The request
Look through the data and write out every line with the word "予備校に通う主な目的は何ですか" in it.

--- Start Data entries ---

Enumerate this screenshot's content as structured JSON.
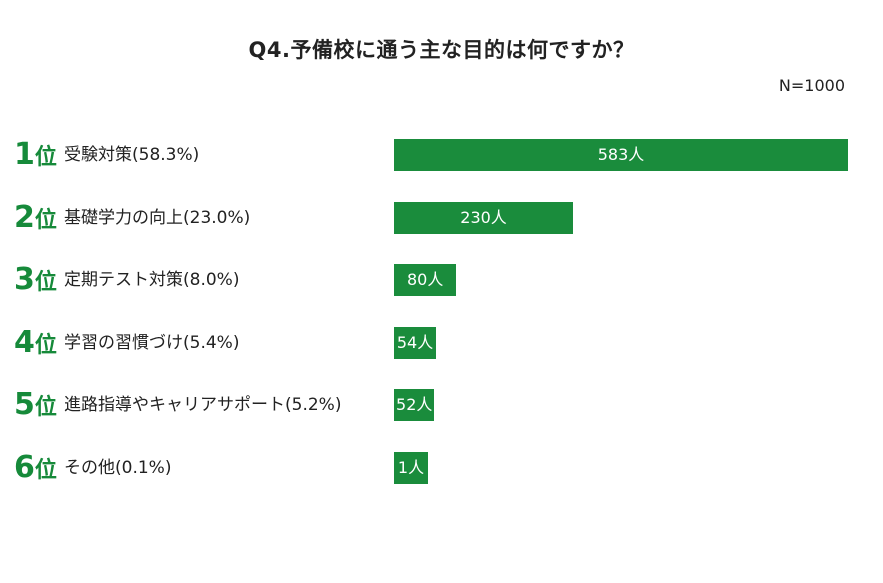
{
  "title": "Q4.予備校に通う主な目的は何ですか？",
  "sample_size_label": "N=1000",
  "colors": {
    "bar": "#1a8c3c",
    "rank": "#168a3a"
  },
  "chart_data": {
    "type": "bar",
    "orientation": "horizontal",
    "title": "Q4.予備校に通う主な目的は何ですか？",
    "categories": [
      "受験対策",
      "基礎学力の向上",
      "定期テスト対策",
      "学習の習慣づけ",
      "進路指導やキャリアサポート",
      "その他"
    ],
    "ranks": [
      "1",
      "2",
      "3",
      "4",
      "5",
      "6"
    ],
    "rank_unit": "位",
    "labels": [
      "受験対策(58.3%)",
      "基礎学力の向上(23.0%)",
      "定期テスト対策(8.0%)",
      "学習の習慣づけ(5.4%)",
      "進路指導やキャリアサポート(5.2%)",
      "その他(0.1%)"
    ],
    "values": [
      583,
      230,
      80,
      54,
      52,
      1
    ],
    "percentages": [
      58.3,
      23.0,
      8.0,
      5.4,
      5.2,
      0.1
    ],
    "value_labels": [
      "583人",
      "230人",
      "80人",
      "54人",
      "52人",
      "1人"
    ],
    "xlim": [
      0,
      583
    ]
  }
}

--- End Data entries ---

Response to the task
  "title": "Q4.予備校に通う主な目的は何ですか？",
    "title": "Q4.予備校に通う主な目的は何ですか？",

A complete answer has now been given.